| Brief |
Wherever the word "markerad" appears in a line, copy that line.

| Records to process |
· · · · ·

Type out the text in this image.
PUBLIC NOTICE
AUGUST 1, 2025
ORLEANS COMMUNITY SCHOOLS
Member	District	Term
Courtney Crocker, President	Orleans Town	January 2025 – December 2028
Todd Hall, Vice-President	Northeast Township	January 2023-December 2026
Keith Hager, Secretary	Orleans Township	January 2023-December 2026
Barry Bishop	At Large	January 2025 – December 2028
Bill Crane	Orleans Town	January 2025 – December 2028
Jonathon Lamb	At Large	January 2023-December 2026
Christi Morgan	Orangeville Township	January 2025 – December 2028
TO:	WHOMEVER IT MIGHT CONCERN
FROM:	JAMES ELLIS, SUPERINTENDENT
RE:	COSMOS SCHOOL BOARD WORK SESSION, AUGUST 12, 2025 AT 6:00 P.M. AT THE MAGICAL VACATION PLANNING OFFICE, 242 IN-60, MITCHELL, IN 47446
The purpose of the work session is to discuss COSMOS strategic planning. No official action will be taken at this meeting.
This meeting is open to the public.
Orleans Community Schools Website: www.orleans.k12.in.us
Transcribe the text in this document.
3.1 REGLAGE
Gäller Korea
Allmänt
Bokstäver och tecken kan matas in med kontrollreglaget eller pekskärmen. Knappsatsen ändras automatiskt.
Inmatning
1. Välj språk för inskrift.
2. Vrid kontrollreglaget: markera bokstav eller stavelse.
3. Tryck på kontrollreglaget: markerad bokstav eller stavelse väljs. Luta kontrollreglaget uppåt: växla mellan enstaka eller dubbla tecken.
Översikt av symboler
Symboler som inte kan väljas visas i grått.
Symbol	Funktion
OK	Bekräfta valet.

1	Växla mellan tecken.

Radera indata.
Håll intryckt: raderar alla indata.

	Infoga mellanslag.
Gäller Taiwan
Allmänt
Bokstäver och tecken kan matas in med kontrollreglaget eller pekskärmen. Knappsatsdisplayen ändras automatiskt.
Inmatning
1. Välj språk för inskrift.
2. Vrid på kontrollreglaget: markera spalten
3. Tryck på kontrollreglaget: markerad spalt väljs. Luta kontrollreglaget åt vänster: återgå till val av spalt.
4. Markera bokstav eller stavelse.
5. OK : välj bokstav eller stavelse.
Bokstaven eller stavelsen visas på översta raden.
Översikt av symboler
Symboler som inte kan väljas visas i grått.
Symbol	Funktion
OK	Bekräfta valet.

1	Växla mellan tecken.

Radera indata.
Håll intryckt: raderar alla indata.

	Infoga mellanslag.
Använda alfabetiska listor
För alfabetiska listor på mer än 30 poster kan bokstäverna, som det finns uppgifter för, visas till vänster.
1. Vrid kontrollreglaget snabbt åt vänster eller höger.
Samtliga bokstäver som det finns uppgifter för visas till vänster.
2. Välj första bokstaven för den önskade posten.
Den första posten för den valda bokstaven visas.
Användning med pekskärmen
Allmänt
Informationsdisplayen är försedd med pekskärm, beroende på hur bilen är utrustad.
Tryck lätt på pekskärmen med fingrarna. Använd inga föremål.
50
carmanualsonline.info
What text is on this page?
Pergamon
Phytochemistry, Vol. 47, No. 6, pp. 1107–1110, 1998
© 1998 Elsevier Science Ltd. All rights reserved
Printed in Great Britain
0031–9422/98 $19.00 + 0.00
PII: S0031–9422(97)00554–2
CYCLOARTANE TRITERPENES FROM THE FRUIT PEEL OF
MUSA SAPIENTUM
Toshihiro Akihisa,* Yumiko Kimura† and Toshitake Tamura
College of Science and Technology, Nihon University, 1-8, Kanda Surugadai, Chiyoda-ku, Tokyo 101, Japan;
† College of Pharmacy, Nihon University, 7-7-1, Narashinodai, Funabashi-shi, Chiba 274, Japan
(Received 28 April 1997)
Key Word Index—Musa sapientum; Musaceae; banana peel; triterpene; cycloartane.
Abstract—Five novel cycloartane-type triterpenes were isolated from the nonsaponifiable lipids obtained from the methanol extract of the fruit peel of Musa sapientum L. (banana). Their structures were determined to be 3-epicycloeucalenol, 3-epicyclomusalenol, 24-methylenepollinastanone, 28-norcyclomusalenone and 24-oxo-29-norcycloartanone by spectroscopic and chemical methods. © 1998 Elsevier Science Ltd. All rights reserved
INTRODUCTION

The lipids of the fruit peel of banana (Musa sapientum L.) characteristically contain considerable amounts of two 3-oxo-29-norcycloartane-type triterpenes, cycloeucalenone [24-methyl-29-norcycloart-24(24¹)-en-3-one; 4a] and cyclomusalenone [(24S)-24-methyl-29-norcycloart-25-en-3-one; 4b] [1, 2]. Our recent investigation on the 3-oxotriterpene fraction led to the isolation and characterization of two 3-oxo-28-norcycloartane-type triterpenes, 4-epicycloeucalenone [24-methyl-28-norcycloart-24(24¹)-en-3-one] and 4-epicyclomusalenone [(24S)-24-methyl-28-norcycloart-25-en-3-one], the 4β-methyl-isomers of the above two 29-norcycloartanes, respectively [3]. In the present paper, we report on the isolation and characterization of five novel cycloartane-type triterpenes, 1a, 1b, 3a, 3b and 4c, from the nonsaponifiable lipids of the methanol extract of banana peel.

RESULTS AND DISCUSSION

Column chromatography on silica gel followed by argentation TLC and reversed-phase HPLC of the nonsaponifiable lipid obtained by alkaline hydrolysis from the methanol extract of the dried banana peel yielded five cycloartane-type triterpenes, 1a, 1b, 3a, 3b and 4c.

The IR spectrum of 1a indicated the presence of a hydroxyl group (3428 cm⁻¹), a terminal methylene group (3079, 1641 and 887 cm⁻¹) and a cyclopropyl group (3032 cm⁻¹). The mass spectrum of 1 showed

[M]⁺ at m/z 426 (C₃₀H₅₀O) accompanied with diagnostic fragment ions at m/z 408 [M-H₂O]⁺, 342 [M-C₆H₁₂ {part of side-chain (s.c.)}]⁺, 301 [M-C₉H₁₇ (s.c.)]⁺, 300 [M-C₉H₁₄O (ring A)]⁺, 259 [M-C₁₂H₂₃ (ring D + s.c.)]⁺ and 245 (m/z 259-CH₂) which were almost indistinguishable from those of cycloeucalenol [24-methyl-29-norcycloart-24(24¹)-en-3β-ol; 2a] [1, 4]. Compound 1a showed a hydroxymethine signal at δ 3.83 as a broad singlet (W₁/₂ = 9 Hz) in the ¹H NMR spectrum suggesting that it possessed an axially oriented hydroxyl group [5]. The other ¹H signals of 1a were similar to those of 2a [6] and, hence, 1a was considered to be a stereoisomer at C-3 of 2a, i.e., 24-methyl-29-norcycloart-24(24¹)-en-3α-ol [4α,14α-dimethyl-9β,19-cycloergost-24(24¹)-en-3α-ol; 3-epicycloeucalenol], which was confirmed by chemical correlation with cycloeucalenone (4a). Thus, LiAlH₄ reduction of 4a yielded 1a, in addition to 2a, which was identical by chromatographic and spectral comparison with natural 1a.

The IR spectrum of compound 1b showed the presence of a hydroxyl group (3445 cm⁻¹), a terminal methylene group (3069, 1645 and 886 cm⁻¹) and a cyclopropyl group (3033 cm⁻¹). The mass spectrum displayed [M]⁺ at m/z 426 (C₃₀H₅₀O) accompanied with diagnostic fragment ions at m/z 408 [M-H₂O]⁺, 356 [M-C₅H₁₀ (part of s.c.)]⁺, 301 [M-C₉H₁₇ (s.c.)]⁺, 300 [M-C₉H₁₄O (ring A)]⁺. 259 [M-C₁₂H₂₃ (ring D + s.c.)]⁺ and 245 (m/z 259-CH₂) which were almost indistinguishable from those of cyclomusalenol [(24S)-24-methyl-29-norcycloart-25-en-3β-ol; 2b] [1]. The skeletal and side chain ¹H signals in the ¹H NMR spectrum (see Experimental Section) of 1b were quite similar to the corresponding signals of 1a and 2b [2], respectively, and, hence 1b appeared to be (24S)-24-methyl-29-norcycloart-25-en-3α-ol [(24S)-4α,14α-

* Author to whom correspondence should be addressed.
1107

· · · · ·

| Output below |
3. Tryck på kontrollreglaget: markerad bokstav eller stavelse väljs. Luta kontrollreglaget uppåt: växla mellan enstaka eller dubbla tecken.
3. Tryck på kontrollreglaget: markerad spalt väljs. Luta kontrollreglaget åt vänster: återgå till val av spalt.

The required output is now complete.